[WHAT YOU HAVE TO DO]
Copy out the data below line for line, without changing anything.

[MATERIAL SUPPLIED]
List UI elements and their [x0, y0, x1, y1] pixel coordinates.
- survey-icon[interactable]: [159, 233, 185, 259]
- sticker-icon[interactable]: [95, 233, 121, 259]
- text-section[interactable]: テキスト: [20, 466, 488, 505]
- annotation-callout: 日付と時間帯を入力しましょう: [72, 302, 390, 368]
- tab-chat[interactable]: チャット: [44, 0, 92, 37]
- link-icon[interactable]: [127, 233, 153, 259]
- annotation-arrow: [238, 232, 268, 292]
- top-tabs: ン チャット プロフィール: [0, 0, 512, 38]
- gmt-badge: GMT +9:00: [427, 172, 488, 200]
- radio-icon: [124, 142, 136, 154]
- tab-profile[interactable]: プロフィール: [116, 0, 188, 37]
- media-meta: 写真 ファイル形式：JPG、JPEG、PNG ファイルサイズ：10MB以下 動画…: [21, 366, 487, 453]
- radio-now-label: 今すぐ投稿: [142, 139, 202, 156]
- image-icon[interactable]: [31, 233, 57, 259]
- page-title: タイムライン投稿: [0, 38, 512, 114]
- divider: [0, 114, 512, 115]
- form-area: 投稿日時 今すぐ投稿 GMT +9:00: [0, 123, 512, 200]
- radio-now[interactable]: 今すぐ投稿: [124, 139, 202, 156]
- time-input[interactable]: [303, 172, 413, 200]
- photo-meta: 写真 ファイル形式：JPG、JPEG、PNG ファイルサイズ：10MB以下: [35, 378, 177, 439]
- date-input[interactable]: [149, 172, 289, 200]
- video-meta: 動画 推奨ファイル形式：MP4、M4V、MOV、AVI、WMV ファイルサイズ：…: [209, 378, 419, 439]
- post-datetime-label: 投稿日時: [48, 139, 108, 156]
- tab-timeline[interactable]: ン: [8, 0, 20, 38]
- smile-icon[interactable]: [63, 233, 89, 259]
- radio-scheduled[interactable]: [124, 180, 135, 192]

[SOLUTION TO THIS PROBLEM]
List UI elements and their [x0, y0, x1, y1] pixel coordinates.
- survey-icon[interactable]: [159, 233, 185, 259]
- sticker-icon[interactable]: [95, 233, 121, 259]
- text-section[interactable]: テキスト: [20, 466, 488, 505]
- annotation-callout: 日付と時間帯を入力しましょう: [72, 302, 390, 368]
- tab-chat[interactable]: チャット: [44, 0, 92, 37]
- link-icon[interactable]: [127, 233, 153, 259]
- annotation-arrow: [238, 232, 268, 292]
- top-tabs: ン チャット プロフィール: [0, 0, 512, 38]
- gmt-badge: GMT +9:00: [427, 172, 488, 200]
- radio-icon: [124, 142, 136, 154]
- tab-profile[interactable]: プロフィール: [116, 0, 188, 37]
- media-meta: 写真 ファイル形式：JPG、JPEG、PNG ファイルサイズ：10MB以下 動画…: [21, 366, 487, 453]
- radio-now-label: 今すぐ投稿: [142, 139, 202, 156]
- image-icon[interactable]: [31, 233, 57, 259]
- page-title: タイムライン投稿: [0, 38, 512, 114]
- divider: [0, 114, 512, 115]
- form-area: 投稿日時 今すぐ投稿 GMT +9:00: [0, 123, 512, 200]
- radio-now[interactable]: 今すぐ投稿: [124, 139, 202, 156]
- time-input[interactable]: [303, 172, 413, 200]
- photo-meta: 写真 ファイル形式：JPG、JPEG、PNG ファイルサイズ：10MB以下: [35, 378, 177, 439]
- date-input[interactable]: [149, 172, 289, 200]
- video-meta: 動画 推奨ファイル形式：MP4、M4V、MOV、AVI、WMV ファイルサイズ：…: [209, 378, 419, 439]
- post-datetime-label: 投稿日時: [48, 139, 108, 156]
- tab-timeline[interactable]: ン: [8, 0, 20, 38]
- smile-icon[interactable]: [63, 233, 89, 259]
- radio-scheduled[interactable]: [124, 180, 135, 192]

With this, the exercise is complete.